• [Visual layout annotation data]:
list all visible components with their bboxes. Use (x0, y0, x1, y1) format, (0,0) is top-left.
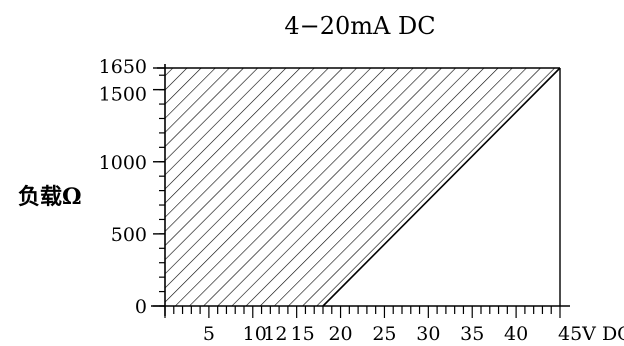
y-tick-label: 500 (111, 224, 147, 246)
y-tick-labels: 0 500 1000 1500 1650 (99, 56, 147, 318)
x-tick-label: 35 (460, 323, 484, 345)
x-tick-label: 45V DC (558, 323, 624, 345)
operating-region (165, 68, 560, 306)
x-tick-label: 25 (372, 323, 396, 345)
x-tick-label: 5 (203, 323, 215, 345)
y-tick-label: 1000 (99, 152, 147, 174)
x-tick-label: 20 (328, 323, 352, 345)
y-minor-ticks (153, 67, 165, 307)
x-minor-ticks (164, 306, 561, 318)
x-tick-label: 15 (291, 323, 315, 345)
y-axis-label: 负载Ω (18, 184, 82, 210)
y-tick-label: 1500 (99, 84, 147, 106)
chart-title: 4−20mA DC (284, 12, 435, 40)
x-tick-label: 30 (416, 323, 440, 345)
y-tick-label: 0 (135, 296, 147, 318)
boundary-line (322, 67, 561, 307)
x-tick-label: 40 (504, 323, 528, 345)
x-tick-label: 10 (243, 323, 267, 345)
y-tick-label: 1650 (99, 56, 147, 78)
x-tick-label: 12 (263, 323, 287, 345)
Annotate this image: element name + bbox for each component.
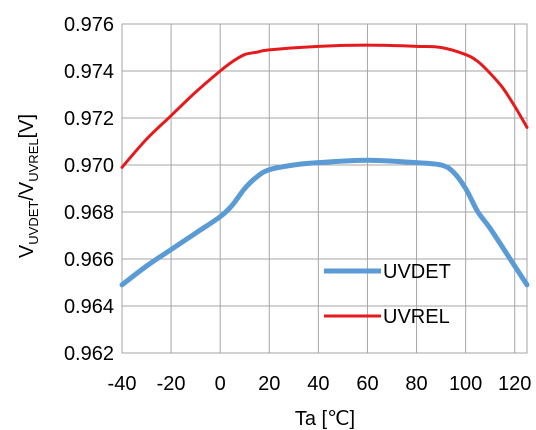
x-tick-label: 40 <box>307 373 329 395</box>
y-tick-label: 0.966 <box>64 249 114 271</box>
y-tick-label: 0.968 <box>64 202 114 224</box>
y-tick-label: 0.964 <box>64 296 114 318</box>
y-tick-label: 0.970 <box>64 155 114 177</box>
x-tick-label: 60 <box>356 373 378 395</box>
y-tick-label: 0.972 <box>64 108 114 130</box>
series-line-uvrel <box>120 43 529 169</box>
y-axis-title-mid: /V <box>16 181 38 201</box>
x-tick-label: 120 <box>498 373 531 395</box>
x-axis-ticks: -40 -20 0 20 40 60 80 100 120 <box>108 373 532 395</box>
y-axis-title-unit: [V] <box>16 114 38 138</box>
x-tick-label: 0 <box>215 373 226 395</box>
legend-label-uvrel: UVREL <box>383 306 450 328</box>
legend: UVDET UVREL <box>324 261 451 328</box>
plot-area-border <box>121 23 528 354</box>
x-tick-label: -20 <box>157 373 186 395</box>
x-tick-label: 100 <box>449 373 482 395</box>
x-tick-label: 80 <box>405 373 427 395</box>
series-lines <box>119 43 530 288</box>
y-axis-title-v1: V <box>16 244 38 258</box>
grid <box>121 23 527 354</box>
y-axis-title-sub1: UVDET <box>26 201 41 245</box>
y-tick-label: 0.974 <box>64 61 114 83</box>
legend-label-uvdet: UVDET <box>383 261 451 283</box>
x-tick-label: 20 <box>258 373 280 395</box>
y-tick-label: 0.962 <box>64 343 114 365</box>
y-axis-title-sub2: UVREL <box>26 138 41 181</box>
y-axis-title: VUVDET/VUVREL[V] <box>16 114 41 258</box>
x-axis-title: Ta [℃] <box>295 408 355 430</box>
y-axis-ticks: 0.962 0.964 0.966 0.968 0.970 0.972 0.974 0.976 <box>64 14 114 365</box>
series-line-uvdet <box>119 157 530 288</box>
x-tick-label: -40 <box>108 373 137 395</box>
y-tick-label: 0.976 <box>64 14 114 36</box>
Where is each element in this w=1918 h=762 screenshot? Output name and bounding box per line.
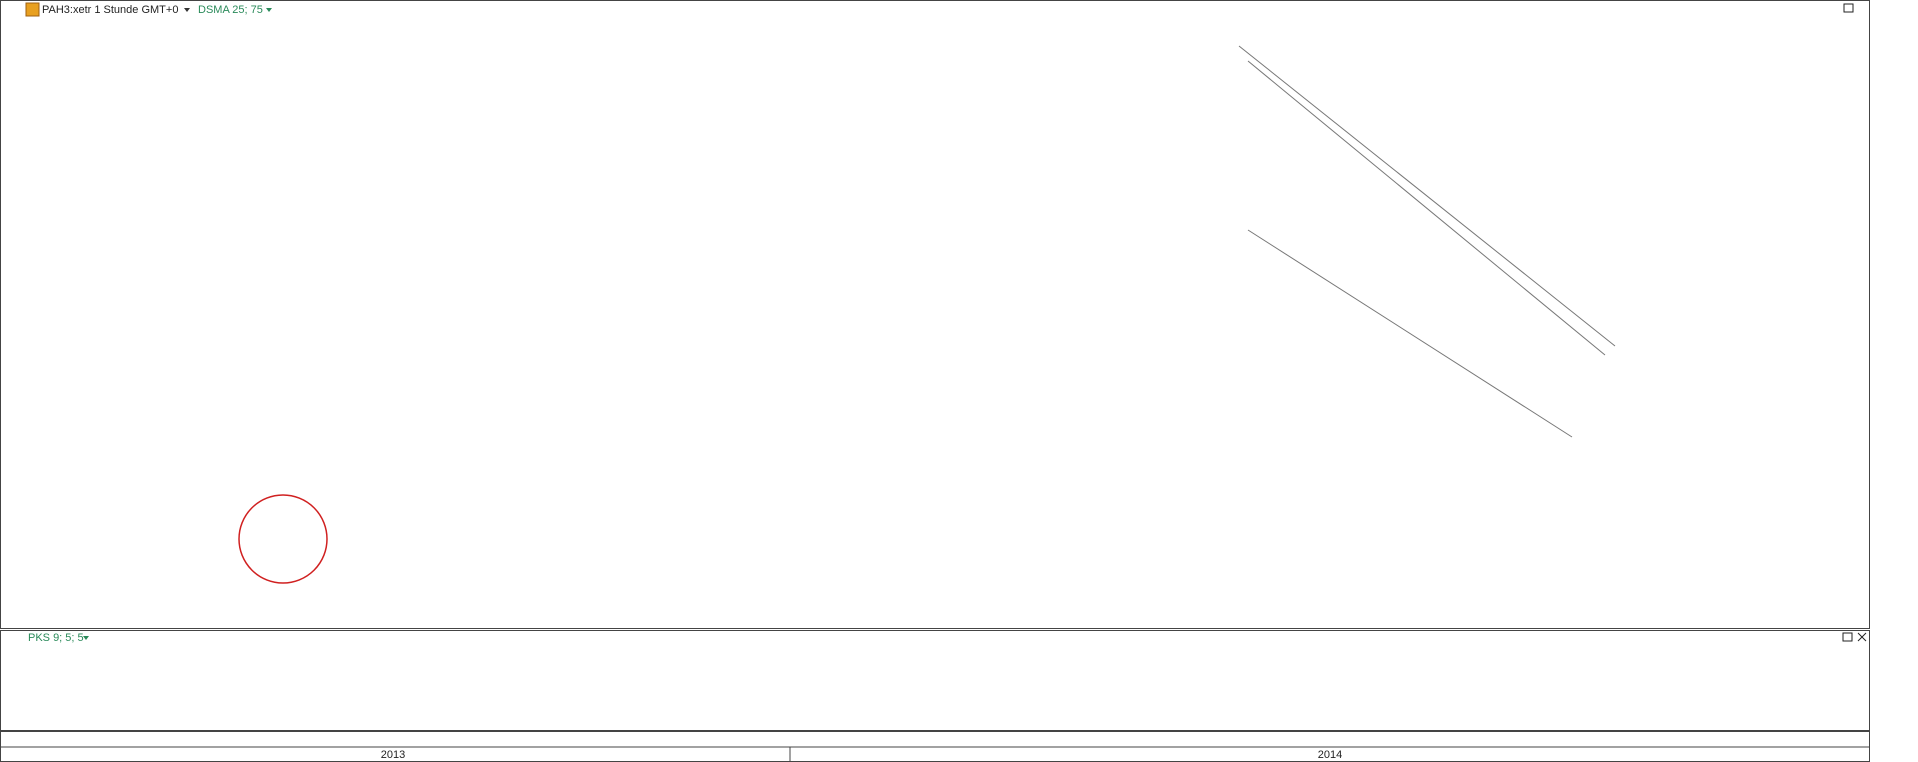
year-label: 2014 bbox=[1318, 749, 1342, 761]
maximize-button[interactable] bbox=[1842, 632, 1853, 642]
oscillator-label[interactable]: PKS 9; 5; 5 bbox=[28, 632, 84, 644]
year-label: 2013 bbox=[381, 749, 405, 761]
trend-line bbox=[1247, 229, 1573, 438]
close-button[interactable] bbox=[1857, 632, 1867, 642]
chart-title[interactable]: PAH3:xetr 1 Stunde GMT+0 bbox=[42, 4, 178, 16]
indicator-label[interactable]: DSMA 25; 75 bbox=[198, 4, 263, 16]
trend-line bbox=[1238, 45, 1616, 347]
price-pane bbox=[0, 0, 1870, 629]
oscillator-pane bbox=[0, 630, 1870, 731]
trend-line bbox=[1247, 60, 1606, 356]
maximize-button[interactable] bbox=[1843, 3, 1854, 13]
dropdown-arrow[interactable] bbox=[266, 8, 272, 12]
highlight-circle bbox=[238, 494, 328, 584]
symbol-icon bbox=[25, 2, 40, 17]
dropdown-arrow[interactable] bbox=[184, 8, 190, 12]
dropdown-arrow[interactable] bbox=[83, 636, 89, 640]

• [TASK OBJECTIVE]: Can you return the lines of the records that begin with the line containing "x-tick-label: 40 <box>307 373 329 395</box>" and end with the line containing "x-axis-title: Ta [℃]", both included, copied without any change?

• [TASK RESPONSE]:
x-tick-label: 40 <box>307 373 329 395</box>
y-tick-label: 0.966 <box>64 249 114 271</box>
y-tick-label: 0.968 <box>64 202 114 224</box>
y-tick-label: 0.964 <box>64 296 114 318</box>
y-tick-label: 0.970 <box>64 155 114 177</box>
x-tick-label: 60 <box>356 373 378 395</box>
y-tick-label: 0.972 <box>64 108 114 130</box>
series-line-uvrel <box>120 43 529 169</box>
y-axis-title-mid: /V <box>16 181 38 201</box>
x-tick-label: 120 <box>498 373 531 395</box>
x-axis-ticks: -40 -20 0 20 40 60 80 100 120 <box>108 373 532 395</box>
y-axis-title-unit: [V] <box>16 114 38 138</box>
x-tick-label: 0 <box>215 373 226 395</box>
legend-label-uvrel: UVREL <box>383 306 450 328</box>
legend: UVDET UVREL <box>324 261 451 328</box>
plot-area-border <box>121 23 528 354</box>
x-tick-label: -20 <box>157 373 186 395</box>
x-tick-label: 100 <box>449 373 482 395</box>
x-tick-label: 80 <box>405 373 427 395</box>
series-lines <box>119 43 530 288</box>
y-axis-title-v1: V <box>16 244 38 258</box>
grid <box>121 23 527 354</box>
y-axis-title-sub1: UVDET <box>26 201 41 245</box>
y-tick-label: 0.974 <box>64 61 114 83</box>
legend-label-uvdet: UVDET <box>383 261 451 283</box>
x-tick-label: 20 <box>258 373 280 395</box>
y-tick-label: 0.962 <box>64 343 114 365</box>
y-axis-title-sub2: UVREL <box>26 138 41 181</box>
y-axis-title: VUVDET/VUVREL[V] <box>16 114 41 258</box>
x-axis-title: Ta [℃] <box>295 408 355 430</box>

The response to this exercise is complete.